> [Records shown]
......
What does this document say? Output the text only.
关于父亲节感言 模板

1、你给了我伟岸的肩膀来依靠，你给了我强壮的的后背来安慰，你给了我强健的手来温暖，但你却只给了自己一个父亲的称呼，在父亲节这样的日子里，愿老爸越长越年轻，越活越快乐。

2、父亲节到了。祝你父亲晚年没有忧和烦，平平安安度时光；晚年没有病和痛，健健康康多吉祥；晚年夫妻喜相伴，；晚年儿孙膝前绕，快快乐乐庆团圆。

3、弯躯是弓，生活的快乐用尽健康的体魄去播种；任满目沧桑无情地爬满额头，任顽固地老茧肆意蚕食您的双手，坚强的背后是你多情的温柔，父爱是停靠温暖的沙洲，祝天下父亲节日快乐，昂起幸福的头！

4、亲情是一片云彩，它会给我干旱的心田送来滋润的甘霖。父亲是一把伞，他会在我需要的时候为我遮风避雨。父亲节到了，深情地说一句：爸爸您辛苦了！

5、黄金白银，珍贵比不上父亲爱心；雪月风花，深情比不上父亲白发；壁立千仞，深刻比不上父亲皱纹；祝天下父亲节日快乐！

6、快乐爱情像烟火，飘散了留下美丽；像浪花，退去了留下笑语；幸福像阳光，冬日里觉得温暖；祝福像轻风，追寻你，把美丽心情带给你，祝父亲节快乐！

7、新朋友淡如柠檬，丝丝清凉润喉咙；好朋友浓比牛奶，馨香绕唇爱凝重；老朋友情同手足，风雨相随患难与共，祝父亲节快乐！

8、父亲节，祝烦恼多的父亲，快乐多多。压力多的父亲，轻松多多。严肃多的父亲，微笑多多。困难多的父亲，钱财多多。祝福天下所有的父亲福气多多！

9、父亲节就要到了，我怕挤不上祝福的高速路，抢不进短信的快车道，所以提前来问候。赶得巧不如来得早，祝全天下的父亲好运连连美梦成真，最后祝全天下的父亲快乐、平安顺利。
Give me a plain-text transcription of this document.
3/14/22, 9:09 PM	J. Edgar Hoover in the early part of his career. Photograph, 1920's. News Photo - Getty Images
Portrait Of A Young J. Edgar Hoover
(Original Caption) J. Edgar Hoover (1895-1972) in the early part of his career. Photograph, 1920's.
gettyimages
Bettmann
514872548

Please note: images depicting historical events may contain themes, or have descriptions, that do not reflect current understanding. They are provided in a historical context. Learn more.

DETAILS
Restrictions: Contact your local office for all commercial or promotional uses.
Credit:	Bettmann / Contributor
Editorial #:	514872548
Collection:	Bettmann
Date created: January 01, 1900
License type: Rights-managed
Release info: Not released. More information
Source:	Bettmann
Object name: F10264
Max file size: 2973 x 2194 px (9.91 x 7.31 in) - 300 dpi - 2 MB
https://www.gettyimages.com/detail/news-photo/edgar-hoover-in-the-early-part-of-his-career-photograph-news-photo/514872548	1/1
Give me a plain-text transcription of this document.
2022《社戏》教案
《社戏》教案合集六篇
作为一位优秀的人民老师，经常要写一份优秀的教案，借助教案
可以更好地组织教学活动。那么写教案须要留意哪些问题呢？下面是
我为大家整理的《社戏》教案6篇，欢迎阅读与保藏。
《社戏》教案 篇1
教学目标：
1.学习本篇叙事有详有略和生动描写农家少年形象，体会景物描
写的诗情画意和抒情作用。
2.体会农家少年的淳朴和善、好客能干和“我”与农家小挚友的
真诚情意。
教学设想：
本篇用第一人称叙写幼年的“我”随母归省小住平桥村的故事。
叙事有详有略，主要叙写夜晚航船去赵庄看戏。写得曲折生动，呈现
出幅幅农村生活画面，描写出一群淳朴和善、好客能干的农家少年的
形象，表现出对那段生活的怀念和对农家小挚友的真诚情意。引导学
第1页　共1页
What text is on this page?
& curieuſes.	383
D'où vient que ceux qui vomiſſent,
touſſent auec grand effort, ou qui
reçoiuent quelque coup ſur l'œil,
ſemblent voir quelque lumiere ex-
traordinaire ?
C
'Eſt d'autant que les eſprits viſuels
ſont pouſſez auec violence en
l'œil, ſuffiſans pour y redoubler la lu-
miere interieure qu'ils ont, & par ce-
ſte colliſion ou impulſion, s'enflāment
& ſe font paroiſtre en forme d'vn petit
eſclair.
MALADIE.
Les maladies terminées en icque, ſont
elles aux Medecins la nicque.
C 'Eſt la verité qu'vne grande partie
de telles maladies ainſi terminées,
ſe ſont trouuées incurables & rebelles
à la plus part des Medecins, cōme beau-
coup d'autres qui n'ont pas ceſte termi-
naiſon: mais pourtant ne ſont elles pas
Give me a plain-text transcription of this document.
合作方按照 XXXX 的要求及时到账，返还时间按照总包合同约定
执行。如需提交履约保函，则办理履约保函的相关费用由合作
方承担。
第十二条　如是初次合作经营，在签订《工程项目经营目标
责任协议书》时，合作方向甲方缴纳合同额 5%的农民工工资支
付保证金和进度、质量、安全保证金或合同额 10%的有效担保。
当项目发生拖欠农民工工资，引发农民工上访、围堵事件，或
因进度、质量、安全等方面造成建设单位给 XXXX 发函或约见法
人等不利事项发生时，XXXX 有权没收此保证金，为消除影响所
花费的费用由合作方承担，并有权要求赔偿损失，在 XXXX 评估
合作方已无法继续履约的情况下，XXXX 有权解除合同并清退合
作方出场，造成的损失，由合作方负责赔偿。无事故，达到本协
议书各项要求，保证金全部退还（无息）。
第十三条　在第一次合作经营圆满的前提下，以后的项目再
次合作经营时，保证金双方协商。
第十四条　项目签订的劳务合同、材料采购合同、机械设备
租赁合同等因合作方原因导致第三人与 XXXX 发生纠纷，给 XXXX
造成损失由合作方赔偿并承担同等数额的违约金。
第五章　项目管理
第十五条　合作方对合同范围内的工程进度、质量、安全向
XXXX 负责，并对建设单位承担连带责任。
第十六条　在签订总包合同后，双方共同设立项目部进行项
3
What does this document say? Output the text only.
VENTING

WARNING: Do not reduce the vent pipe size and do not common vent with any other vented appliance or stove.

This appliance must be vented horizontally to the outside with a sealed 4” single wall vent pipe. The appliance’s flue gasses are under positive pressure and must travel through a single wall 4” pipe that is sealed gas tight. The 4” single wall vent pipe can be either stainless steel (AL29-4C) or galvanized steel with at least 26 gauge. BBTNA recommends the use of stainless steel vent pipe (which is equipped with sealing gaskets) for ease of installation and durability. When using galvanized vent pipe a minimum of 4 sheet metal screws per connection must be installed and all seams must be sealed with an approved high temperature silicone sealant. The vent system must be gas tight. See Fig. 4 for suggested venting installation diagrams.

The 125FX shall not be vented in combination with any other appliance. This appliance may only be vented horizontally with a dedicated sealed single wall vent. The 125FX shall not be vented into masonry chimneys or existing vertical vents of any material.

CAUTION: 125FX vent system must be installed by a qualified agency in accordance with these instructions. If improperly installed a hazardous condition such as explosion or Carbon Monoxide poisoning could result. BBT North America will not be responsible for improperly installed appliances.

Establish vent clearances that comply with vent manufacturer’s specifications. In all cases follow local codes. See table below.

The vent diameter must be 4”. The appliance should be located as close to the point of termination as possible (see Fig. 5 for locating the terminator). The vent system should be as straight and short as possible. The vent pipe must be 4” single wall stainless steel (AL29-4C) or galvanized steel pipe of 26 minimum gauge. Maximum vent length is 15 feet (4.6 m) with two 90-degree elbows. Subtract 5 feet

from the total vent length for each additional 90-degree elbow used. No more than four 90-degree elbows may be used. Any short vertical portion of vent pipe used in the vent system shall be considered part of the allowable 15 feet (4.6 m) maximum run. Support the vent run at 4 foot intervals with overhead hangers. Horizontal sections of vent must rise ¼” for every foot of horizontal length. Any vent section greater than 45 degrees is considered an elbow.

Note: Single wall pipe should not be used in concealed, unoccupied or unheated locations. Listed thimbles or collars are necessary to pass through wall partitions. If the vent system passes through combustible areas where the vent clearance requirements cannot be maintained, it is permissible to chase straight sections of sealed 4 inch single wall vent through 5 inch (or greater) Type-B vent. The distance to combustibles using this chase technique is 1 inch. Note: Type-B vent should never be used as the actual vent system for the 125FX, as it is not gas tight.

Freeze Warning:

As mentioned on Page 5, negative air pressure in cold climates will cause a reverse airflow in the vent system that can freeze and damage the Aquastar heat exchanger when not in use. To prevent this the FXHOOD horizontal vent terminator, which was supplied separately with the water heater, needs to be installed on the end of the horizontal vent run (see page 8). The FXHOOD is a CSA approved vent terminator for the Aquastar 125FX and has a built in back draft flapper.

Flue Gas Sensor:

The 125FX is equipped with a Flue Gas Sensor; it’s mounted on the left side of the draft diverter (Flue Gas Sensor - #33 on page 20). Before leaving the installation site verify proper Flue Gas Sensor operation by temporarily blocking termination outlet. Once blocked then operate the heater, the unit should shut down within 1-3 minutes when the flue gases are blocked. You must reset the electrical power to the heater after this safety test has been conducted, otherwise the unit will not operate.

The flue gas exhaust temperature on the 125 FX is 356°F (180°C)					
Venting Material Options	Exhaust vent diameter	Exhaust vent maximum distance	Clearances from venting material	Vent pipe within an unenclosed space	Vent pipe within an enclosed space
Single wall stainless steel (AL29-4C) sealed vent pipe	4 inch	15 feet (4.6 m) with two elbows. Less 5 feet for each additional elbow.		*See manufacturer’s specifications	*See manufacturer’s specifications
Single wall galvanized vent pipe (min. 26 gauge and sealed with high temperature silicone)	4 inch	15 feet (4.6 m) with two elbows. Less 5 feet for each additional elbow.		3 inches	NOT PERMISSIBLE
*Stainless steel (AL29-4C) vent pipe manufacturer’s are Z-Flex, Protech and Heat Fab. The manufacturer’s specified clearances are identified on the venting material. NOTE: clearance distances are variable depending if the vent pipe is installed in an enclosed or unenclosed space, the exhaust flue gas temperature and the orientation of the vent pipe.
......
> [What needs to be done] Gather each line that holds "祝父亲节快乐".

> [Correct response]
6、快乐爱情像烟火，飘散了留下美丽；像浪花，退去了留下笑语；幸福像阳光，冬日里觉得温暖；祝福像轻风，追寻你，把美丽心情带给你，祝父亲节快乐！
7、新朋友淡如柠檬，丝丝清凉润喉咙；好朋友浓比牛奶，馨香绕唇爱凝重；老朋友情同手足，风雨相随患难与共，祝父亲节快乐！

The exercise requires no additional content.